Please pick out and copy each line of the listing below that contains the string "axis", treating uppercase and lowercase as different.

----- Provided material -----

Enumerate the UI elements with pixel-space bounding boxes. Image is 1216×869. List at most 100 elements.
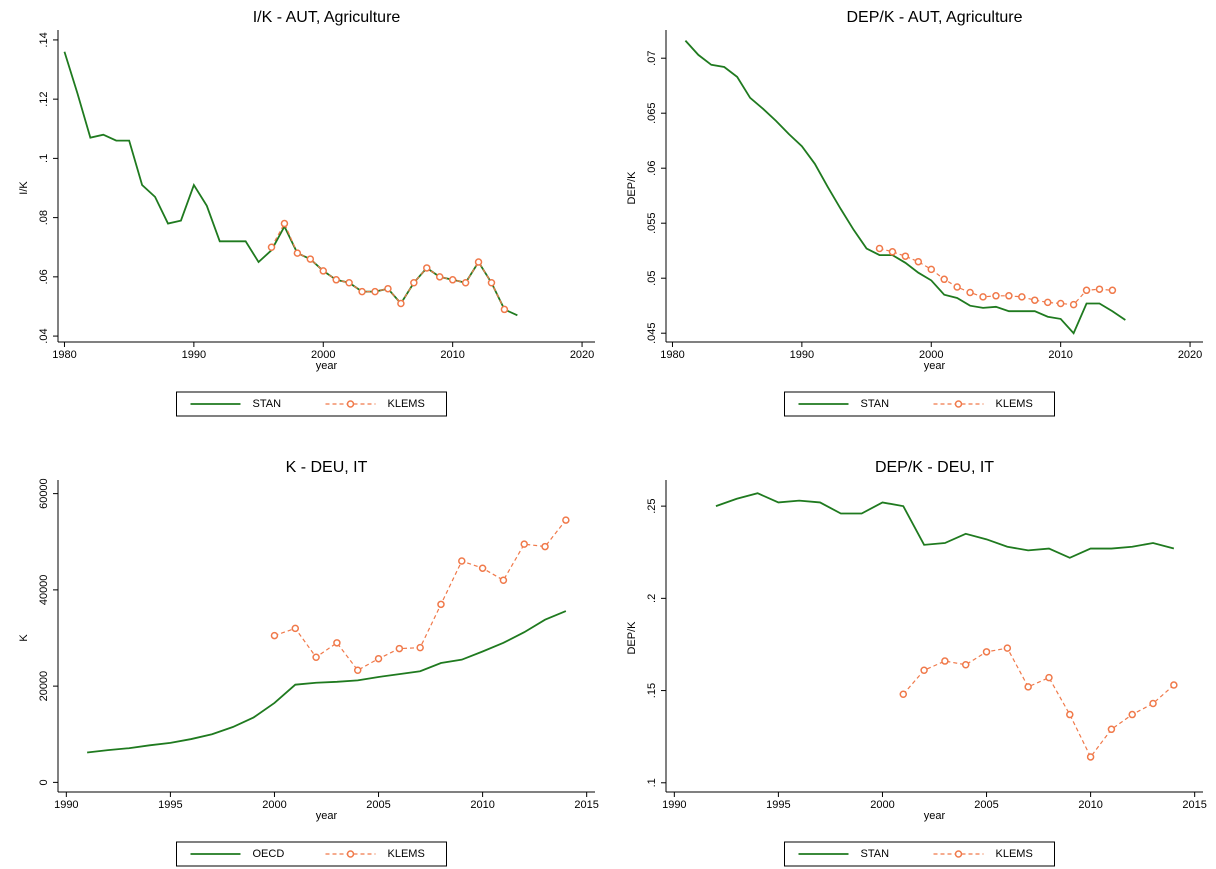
series-marker bbox=[435, 273, 444, 281]
x-tick-label: 1995 bbox=[158, 799, 182, 811]
y-tick-label: .12 bbox=[38, 92, 50, 107]
x-axis-label: year bbox=[924, 810, 946, 822]
x-axis-label: year bbox=[316, 810, 338, 822]
y-tick-label: .07 bbox=[646, 51, 658, 66]
y-tick-label: 40000 bbox=[38, 575, 50, 606]
y-tick-label: .25 bbox=[646, 498, 658, 513]
legend-label: OECD bbox=[253, 848, 285, 860]
series-marker bbox=[1056, 299, 1065, 308]
y-tick-label: .055 bbox=[646, 212, 658, 233]
series-marker bbox=[397, 299, 405, 308]
series-marker bbox=[1086, 753, 1095, 761]
series-marker bbox=[306, 255, 315, 263]
series-marker bbox=[374, 654, 383, 663]
series-marker bbox=[1082, 286, 1091, 295]
series-marker bbox=[1005, 292, 1013, 300]
series-marker bbox=[901, 252, 910, 260]
x-tick-label: 2020 bbox=[1178, 349, 1202, 361]
series-marker bbox=[474, 258, 483, 266]
x-tick-label: 2010 bbox=[440, 349, 464, 361]
series-marker bbox=[875, 244, 884, 253]
series-marker bbox=[395, 644, 404, 653]
series-marker bbox=[448, 276, 457, 284]
series-marker bbox=[1018, 293, 1026, 301]
series-marker bbox=[280, 219, 289, 228]
series-marker bbox=[1024, 683, 1032, 691]
series-marker bbox=[979, 293, 987, 301]
y-tick-label: 20000 bbox=[38, 671, 50, 702]
legend-label: STAN bbox=[253, 398, 282, 410]
series-marker bbox=[1066, 710, 1074, 719]
series-marker bbox=[371, 287, 379, 296]
subplot: I/K - AUT, Agriculture .04 .06 .08 .1 .12 .14 1… bbox=[18, 9, 595, 417]
x-axis-label: year bbox=[316, 360, 338, 372]
series-marker bbox=[1045, 673, 1053, 682]
y-tick-label: .2 bbox=[646, 594, 658, 603]
x-tick-label: 1980 bbox=[52, 349, 76, 361]
series-marker bbox=[345, 279, 353, 287]
y-tick-label: .06 bbox=[646, 161, 658, 176]
series-marker bbox=[319, 267, 328, 275]
series-line bbox=[63, 51, 518, 317]
x-axis-label: year bbox=[924, 360, 946, 372]
series-marker bbox=[499, 576, 508, 584]
series-line bbox=[87, 610, 567, 754]
series-marker bbox=[423, 264, 431, 272]
x-tick-label: 1990 bbox=[662, 799, 686, 811]
y-tick-label: .1 bbox=[38, 154, 50, 163]
series-marker bbox=[941, 657, 949, 665]
legend-label: KLEMS bbox=[388, 398, 425, 410]
y-tick-label: .065 bbox=[646, 102, 658, 123]
series-marker bbox=[384, 284, 392, 293]
legend-marker bbox=[954, 400, 963, 408]
y-tick-label: .08 bbox=[38, 210, 50, 225]
x-tick-label: 1990 bbox=[182, 349, 206, 361]
x-tick-label: 2015 bbox=[574, 799, 598, 811]
series-marker bbox=[291, 624, 300, 633]
subplot-title: I/K - AUT, Agriculture bbox=[253, 9, 401, 26]
series-marker bbox=[992, 292, 1000, 300]
y-tick-label: .14 bbox=[38, 32, 50, 47]
series-marker bbox=[458, 557, 466, 565]
series-marker bbox=[461, 279, 470, 287]
series-marker bbox=[1107, 725, 1116, 734]
series-marker bbox=[270, 631, 279, 640]
y-tick-label: .04 bbox=[38, 328, 50, 343]
series-marker bbox=[953, 283, 961, 291]
y-tick-label: .06 bbox=[38, 269, 50, 284]
y-axis-label: I/K bbox=[18, 181, 30, 195]
x-tick-label: 2020 bbox=[570, 349, 594, 361]
series-marker bbox=[267, 243, 276, 251]
x-tick-label: 2000 bbox=[311, 349, 335, 361]
series-marker bbox=[416, 643, 424, 652]
x-tick-label: 1990 bbox=[54, 799, 78, 811]
series-marker bbox=[961, 660, 970, 669]
x-tick-label: 2000 bbox=[919, 349, 943, 361]
legend-label: KLEMS bbox=[388, 848, 425, 860]
series-marker bbox=[293, 249, 302, 257]
y-tick-label: .045 bbox=[646, 322, 658, 343]
y-tick-label: 60000 bbox=[38, 478, 50, 509]
legend-box bbox=[176, 841, 447, 867]
series-marker bbox=[914, 257, 923, 266]
series-marker bbox=[353, 666, 362, 674]
series-marker bbox=[899, 690, 908, 699]
series-marker bbox=[520, 540, 528, 548]
legend-marker bbox=[954, 850, 963, 858]
x-tick-label: 2010 bbox=[470, 799, 494, 811]
y-tick-label: .05 bbox=[646, 271, 658, 286]
x-tick-label: 2000 bbox=[262, 799, 286, 811]
series-marker bbox=[332, 276, 340, 284]
series-marker bbox=[437, 600, 445, 609]
series-marker bbox=[940, 275, 948, 284]
series-marker bbox=[541, 542, 549, 551]
series-marker bbox=[1003, 644, 1012, 652]
x-tick-label: 2000 bbox=[870, 799, 894, 811]
series-marker bbox=[966, 288, 974, 297]
x-tick-label: 2015 bbox=[1182, 799, 1206, 811]
x-tick-label: 2010 bbox=[1048, 349, 1072, 361]
x-tick-label: 1995 bbox=[766, 799, 790, 811]
series-line bbox=[270, 222, 505, 310]
series-marker bbox=[920, 666, 928, 675]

-----

### [Solution to this task]
x-axis-label: year bbox=[924, 810, 946, 822]
x-axis-label: year bbox=[316, 810, 338, 822]
x-axis-label: year bbox=[316, 360, 338, 372]
x-axis-label: year bbox=[924, 360, 946, 372]
y-axis-label: I/K bbox=[18, 181, 30, 195]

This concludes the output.